## PROBLEM REQUIREMENTS
Print each line exactly as it is given.

☆ ☆ ☆ ☆

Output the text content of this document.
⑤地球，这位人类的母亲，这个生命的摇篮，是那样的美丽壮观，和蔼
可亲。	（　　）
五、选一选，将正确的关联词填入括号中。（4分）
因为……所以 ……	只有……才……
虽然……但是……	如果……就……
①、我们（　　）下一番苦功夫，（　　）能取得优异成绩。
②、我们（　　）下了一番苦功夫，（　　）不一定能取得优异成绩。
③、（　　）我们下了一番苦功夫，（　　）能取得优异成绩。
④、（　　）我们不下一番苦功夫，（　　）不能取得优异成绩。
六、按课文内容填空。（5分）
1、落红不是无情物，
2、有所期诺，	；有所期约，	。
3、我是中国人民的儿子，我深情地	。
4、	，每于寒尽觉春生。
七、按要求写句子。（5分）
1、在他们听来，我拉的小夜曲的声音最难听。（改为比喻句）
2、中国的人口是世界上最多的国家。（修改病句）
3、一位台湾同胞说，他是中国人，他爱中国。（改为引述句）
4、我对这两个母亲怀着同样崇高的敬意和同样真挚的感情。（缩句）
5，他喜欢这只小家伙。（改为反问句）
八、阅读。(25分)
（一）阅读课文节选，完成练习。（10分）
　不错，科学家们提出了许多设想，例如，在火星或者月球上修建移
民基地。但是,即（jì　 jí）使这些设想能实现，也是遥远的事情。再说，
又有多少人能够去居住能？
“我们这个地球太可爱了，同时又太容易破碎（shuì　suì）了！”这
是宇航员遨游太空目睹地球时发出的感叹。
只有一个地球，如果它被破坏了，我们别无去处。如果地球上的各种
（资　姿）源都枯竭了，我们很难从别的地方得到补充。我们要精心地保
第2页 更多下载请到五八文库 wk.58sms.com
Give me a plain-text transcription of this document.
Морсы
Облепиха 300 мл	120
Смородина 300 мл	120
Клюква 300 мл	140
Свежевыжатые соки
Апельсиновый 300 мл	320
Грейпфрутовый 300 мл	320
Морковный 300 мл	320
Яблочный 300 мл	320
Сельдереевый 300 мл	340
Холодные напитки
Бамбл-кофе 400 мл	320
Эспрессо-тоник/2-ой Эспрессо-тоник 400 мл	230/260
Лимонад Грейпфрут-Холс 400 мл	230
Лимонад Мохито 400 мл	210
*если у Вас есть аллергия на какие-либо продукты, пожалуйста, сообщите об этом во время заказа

☆ ☆ ☆ ☆

## SOLUTION TO THIS PROBLEM
Output the text content of this document.
⑤地球，这位人类的母亲，这个生命的摇篮，是那样的美丽壮观，和蔼
可亲。	（　　）
五、选一选，将正确的关联词填入括号中。（4分）
因为……所以 ……	只有……才……
虽然……但是……	如果……就……
①、我们（　　）下一番苦功夫，（　　）能取得优异成绩。
②、我们（　　）下了一番苦功夫，（　　）不一定能取得优异成绩。
③、（　　）我们下了一番苦功夫，（　　）能取得优异成绩。
④、（　　）我们不下一番苦功夫，（　　）不能取得优异成绩。
六、按课文内容填空。（5分）
1、落红不是无情物，
2、有所期诺，	；有所期约，	。
3、我是中国人民的儿子，我深情地	。
4、	，每于寒尽觉春生。
七、按要求写句子。（5分）
1、在他们听来，我拉的小夜曲的声音最难听。（改为比喻句）
2、中国的人口是世界上最多的国家。（修改病句）
3、一位台湾同胞说，他是中国人，他爱中国。（改为引述句）
4、我对这两个母亲怀着同样崇高的敬意和同样真挚的感情。（缩句）
5，他喜欢这只小家伙。（改为反问句）
八、阅读。(25分)
（一）阅读课文节选，完成练习。（10分）
　不错，科学家们提出了许多设想，例如，在火星或者月球上修建移
民基地。但是,即（jì　 jí）使这些设想能实现，也是遥远的事情。再说，
又有多少人能够去居住能？
“我们这个地球太可爱了，同时又太容易破碎（shuì　suì）了！”这
是宇航员遨游太空目睹地球时发出的感叹。
只有一个地球，如果它被破坏了，我们别无去处。如果地球上的各种
（资　姿）源都枯竭了，我们很难从别的地方得到补充。我们要精心地保
第2页 更多下载请到五八文库 wk.58sms.com
Give me a plain-text transcription of this document.
Морсы
Облепиха 300 мл	120
Смородина 300 мл	120
Клюква 300 мл	140
Свежевыжатые соки
Апельсиновый 300 мл	320
Грейпфрутовый 300 мл	320
Морковный 300 мл	320
Яблочный 300 мл	320
Сельдереевый 300 мл	340
Холодные напитки
Бамбл-кофе 400 мл	320
Эспрессо-тоник/2-ой Эспрессо-тоник 400 мл	230/260
Лимонад Грейпфрут-Холс 400 мл	230
Лимонад Мохито 400 мл	210
*если у Вас есть аллергия на какие-либо продукты, пожалуйста, сообщите об этом во время заказа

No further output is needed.